**Directions for this task:**
Return each line that holds the word "ylabel".

**Listing:**

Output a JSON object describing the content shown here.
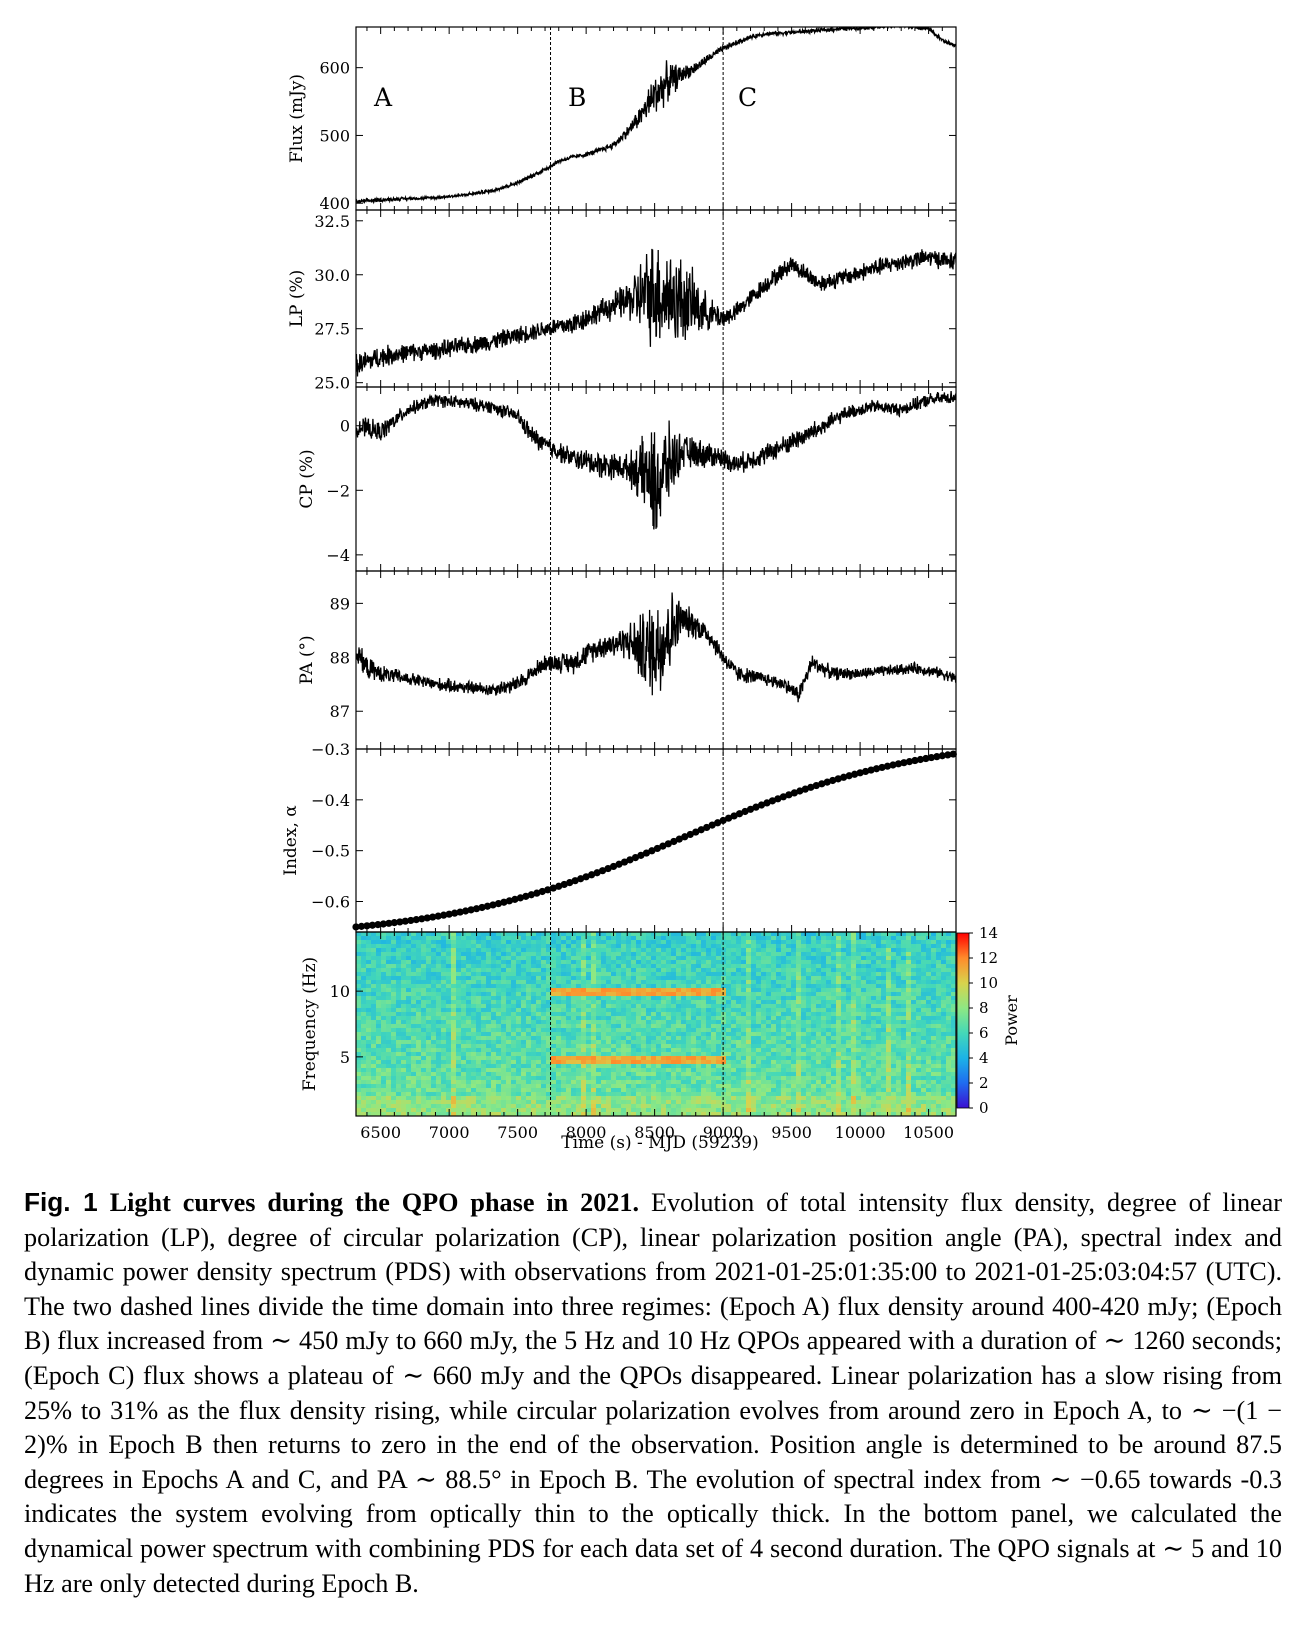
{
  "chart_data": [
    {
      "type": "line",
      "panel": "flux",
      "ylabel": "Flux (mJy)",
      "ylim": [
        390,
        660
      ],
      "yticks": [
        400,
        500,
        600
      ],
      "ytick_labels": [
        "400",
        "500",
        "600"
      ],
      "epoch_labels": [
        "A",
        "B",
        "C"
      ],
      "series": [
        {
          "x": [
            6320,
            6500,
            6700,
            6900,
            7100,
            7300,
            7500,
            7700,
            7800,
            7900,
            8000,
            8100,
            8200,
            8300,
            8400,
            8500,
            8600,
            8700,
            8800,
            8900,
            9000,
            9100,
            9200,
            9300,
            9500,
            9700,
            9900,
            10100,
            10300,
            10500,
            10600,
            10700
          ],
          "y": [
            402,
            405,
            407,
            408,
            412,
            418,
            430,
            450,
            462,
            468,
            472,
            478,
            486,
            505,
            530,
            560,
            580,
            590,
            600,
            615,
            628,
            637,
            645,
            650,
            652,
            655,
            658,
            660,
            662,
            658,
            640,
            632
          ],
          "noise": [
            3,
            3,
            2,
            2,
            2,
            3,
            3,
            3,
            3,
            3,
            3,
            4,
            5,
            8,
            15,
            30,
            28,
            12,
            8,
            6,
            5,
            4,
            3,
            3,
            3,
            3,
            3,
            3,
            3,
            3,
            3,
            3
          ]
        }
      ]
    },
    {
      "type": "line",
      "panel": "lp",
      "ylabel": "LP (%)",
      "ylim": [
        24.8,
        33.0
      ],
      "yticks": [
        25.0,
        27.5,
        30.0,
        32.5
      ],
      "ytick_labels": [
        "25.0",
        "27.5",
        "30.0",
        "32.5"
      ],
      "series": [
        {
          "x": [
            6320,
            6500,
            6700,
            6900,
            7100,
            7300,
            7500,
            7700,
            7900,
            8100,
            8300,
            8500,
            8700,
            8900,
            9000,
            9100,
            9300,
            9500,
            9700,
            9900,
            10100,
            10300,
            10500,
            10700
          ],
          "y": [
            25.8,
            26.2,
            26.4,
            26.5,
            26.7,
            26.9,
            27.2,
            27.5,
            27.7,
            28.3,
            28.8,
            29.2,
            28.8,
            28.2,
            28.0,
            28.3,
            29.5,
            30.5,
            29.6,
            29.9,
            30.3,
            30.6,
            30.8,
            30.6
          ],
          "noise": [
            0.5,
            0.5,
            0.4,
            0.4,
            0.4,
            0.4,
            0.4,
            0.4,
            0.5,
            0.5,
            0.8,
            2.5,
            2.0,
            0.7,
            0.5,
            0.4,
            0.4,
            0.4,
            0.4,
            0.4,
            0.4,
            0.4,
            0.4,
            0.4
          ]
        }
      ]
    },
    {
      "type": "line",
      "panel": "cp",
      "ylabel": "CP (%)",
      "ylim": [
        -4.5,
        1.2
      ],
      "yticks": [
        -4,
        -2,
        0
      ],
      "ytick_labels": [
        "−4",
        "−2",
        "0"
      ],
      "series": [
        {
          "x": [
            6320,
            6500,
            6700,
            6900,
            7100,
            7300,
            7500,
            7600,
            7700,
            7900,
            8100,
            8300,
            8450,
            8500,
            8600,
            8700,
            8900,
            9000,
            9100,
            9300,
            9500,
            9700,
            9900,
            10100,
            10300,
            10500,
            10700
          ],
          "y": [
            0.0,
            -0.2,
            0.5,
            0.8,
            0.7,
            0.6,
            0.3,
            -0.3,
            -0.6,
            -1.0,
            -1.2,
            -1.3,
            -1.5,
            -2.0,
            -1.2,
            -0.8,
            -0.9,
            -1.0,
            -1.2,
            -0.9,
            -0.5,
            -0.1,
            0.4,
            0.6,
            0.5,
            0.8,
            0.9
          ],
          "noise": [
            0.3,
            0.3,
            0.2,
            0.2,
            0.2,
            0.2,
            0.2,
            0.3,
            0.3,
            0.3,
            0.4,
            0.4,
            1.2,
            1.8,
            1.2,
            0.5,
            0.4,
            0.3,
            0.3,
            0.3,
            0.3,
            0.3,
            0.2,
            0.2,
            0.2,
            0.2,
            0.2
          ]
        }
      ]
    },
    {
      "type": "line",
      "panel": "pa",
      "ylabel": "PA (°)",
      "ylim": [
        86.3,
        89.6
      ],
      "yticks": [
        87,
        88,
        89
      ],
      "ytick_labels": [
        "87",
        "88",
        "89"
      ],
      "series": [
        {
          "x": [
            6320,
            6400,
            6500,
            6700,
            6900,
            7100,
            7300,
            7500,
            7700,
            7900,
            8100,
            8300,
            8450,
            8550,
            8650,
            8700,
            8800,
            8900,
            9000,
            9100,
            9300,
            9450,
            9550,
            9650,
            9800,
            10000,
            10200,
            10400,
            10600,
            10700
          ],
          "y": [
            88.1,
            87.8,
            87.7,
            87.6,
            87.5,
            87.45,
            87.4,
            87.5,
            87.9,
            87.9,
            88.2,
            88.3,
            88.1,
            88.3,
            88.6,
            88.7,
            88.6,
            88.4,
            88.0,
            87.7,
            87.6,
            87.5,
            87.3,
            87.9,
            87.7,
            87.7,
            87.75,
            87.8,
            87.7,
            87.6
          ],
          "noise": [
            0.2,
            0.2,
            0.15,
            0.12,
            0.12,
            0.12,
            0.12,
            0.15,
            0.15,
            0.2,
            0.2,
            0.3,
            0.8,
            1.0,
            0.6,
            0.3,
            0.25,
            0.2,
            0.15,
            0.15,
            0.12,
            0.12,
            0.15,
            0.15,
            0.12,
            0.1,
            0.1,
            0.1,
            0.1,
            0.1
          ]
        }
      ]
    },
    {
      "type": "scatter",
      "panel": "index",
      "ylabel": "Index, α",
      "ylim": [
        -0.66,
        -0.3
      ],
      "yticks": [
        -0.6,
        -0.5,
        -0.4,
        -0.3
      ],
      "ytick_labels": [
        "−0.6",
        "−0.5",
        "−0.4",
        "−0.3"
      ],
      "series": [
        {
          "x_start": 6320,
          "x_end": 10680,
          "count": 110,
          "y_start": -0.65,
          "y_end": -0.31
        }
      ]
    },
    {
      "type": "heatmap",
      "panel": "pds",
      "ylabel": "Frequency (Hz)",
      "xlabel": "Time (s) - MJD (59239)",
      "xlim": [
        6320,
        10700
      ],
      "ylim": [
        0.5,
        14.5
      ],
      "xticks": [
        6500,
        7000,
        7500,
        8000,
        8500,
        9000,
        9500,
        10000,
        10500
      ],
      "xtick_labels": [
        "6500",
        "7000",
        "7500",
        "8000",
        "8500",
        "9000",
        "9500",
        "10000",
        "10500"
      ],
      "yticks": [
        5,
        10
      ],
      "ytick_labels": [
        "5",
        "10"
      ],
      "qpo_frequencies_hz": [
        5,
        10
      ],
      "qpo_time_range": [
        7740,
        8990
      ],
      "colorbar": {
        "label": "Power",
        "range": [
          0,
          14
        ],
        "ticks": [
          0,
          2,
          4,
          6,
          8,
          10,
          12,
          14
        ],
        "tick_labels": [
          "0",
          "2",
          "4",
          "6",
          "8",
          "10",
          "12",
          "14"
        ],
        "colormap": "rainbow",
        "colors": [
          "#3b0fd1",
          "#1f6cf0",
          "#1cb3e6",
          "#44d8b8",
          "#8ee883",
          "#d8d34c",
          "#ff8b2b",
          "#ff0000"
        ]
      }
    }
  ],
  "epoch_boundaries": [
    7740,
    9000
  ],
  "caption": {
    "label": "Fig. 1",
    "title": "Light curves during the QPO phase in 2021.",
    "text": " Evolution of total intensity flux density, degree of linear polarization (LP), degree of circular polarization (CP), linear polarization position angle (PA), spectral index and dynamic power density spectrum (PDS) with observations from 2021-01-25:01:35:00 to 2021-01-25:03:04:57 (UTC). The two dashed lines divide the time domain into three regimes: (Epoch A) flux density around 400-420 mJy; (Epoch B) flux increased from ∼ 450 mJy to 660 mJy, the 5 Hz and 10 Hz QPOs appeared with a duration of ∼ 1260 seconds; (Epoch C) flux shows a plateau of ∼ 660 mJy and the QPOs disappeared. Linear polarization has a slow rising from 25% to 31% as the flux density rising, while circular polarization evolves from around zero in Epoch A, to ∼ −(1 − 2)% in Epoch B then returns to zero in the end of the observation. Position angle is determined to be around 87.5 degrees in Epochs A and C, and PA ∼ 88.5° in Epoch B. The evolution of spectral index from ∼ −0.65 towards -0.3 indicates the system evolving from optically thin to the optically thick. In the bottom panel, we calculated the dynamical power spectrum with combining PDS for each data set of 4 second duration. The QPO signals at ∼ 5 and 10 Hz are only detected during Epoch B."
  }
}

**Written solution:**
      "ylabel": "Flux (mJy)",
      "ylabel": "LP (%)",
      "ylabel": "CP (%)",
      "ylabel": "PA (°)",
      "ylabel": "Index, α",
      "ylabel": "Frequency (Hz)",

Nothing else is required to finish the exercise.